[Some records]
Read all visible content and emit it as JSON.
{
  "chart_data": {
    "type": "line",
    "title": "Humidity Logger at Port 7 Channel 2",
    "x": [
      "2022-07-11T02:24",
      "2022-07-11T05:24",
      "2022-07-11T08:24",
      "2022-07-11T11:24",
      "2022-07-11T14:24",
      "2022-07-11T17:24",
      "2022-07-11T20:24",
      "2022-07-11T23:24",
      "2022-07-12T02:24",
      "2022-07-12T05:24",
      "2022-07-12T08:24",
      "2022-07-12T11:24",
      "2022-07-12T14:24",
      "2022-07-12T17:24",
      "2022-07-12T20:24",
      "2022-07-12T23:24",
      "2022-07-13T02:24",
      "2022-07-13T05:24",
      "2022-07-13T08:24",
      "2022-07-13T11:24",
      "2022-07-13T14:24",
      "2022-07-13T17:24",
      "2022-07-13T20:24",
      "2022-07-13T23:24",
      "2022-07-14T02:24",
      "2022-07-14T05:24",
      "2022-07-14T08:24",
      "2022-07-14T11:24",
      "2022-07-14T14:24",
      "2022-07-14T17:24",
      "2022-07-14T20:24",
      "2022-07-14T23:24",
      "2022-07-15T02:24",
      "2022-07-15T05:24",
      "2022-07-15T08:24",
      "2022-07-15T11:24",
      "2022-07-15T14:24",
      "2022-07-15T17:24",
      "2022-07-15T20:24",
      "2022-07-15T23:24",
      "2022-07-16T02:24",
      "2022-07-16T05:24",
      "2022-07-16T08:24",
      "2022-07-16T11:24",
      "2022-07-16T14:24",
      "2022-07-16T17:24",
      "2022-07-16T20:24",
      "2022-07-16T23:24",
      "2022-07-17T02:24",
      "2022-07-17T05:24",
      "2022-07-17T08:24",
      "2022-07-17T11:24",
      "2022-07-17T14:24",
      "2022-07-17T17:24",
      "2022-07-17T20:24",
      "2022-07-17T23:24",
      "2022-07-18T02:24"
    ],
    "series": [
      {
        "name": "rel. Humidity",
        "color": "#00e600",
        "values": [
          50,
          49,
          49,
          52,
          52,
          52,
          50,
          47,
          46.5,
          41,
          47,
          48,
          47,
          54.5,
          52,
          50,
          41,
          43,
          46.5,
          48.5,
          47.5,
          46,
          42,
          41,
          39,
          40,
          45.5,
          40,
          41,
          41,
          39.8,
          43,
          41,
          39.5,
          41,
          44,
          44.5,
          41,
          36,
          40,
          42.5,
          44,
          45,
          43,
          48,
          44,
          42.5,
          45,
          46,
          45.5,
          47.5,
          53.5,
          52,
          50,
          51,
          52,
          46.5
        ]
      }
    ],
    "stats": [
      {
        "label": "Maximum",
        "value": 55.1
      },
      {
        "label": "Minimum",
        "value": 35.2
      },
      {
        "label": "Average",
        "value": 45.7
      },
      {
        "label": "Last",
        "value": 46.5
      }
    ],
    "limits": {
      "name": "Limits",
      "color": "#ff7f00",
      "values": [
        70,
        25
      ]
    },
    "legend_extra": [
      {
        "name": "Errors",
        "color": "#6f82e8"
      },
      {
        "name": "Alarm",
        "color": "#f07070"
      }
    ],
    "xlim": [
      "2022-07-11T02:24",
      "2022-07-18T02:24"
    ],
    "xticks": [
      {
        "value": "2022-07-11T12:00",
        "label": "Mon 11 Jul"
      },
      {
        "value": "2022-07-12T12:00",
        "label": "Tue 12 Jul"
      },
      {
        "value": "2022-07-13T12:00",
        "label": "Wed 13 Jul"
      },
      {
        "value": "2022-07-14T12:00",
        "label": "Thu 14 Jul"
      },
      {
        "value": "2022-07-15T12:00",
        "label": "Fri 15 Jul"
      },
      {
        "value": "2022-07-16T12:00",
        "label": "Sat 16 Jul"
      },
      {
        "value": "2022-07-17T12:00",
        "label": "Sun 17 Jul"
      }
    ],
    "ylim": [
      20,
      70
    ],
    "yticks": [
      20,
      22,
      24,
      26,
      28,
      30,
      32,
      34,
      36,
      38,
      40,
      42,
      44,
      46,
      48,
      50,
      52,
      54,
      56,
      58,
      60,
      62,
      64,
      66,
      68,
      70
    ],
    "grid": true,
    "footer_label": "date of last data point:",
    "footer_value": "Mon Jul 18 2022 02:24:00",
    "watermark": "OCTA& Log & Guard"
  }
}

§ **EXERCISE REQUIREMENTS**: Restate the data above word for word, please.

§ **THE ANSWER**:
Read all visible content and emit it as JSON.
{
  "chart_data": {
    "type": "line",
    "title": "Humidity Logger at Port 7 Channel 2",
    "x": [
      "2022-07-11T02:24",
      "2022-07-11T05:24",
      "2022-07-11T08:24",
      "2022-07-11T11:24",
      "2022-07-11T14:24",
      "2022-07-11T17:24",
      "2022-07-11T20:24",
      "2022-07-11T23:24",
      "2022-07-12T02:24",
      "2022-07-12T05:24",
      "2022-07-12T08:24",
      "2022-07-12T11:24",
      "2022-07-12T14:24",
      "2022-07-12T17:24",
      "2022-07-12T20:24",
      "2022-07-12T23:24",
      "2022-07-13T02:24",
      "2022-07-13T05:24",
      "2022-07-13T08:24",
      "2022-07-13T11:24",
      "2022-07-13T14:24",
      "2022-07-13T17:24",
      "2022-07-13T20:24",
      "2022-07-13T23:24",
      "2022-07-14T02:24",
      "2022-07-14T05:24",
      "2022-07-14T08:24",
      "2022-07-14T11:24",
      "2022-07-14T14:24",
      "2022-07-14T17:24",
      "2022-07-14T20:24",
      "2022-07-14T23:24",
      "2022-07-15T02:24",
      "2022-07-15T05:24",
      "2022-07-15T08:24",
      "2022-07-15T11:24",
      "2022-07-15T14:24",
      "2022-07-15T17:24",
      "2022-07-15T20:24",
      "2022-07-15T23:24",
      "2022-07-16T02:24",
      "2022-07-16T05:24",
      "2022-07-16T08:24",
      "2022-07-16T11:24",
      "2022-07-16T14:24",
      "2022-07-16T17:24",
      "2022-07-16T20:24",
      "2022-07-16T23:24",
      "2022-07-17T02:24",
      "2022-07-17T05:24",
      "2022-07-17T08:24",
      "2022-07-17T11:24",
      "2022-07-17T14:24",
      "2022-07-17T17:24",
      "2022-07-17T20:24",
      "2022-07-17T23:24",
      "2022-07-18T02:24"
    ],
    "series": [
      {
        "name": "rel. Humidity",
        "color": "#00e600",
        "values": [
          50,
          49,
          49,
          52,
          52,
          52,
          50,
          47,
          46.5,
          41,
          47,
          48,
          47,
          54.5,
          52,
          50,
          41,
          43,
          46.5,
          48.5,
          47.5,
          46,
          42,
          41,
          39,
          40,
          45.5,
          40,
          41,
          41,
          39.8,
          43,
          41,
          39.5,
          41,
          44,
          44.5,
          41,
          36,
          40,
          42.5,
          44,
          45,
          43,
          48,
          44,
          42.5,
          45,
          46,
          45.5,
          47.5,
          53.5,
          52,
          50,
          51,
          52,
          46.5
        ]
      }
    ],
    "stats": [
      {
        "label": "Maximum",
        "value": 55.1
      },
      {
        "label": "Minimum",
        "value": 35.2
      },
      {
        "label": "Average",
        "value": 45.7
      },
      {
        "label": "Last",
        "value": 46.5
      }
    ],
    "limits": {
      "name": "Limits",
      "color": "#ff7f00",
      "values": [
        70,
        25
      ]
    },
    "legend_extra": [
      {
        "name": "Errors",
        "color": "#6f82e8"
      },
      {
        "name": "Alarm",
        "color": "#f07070"
      }
    ],
    "xlim": [
      "2022-07-11T02:24",
      "2022-07-18T02:24"
    ],
    "xticks": [
      {
        "value": "2022-07-11T12:00",
        "label": "Mon 11 Jul"
      },
      {
        "value": "2022-07-12T12:00",
        "label": "Tue 12 Jul"
      },
      {
        "value": "2022-07-13T12:00",
        "label": "Wed 13 Jul"
      },
      {
        "value": "2022-07-14T12:00",
        "label": "Thu 14 Jul"
      },
      {
        "value": "2022-07-15T12:00",
        "label": "Fri 15 Jul"
      },
      {
        "value": "2022-07-16T12:00",
        "label": "Sat 16 Jul"
      },
      {
        "value": "2022-07-17T12:00",
        "label": "Sun 17 Jul"
      }
    ],
    "ylim": [
      20,
      70
    ],
    "yticks": [
      20,
      22,
      24,
      26,
      28,
      30,
      32,
      34,
      36,
      38,
      40,
      42,
      44,
      46,
      48,
      50,
      52,
      54,
      56,
      58,
      60,
      62,
      64,
      66,
      68,
      70
    ],
    "grid": true,
    "footer_label": "date of last data point:",
    "footer_value": "Mon Jul 18 2022 02:24:00",
    "watermark": "OCTA& Log & Guard"
  }
}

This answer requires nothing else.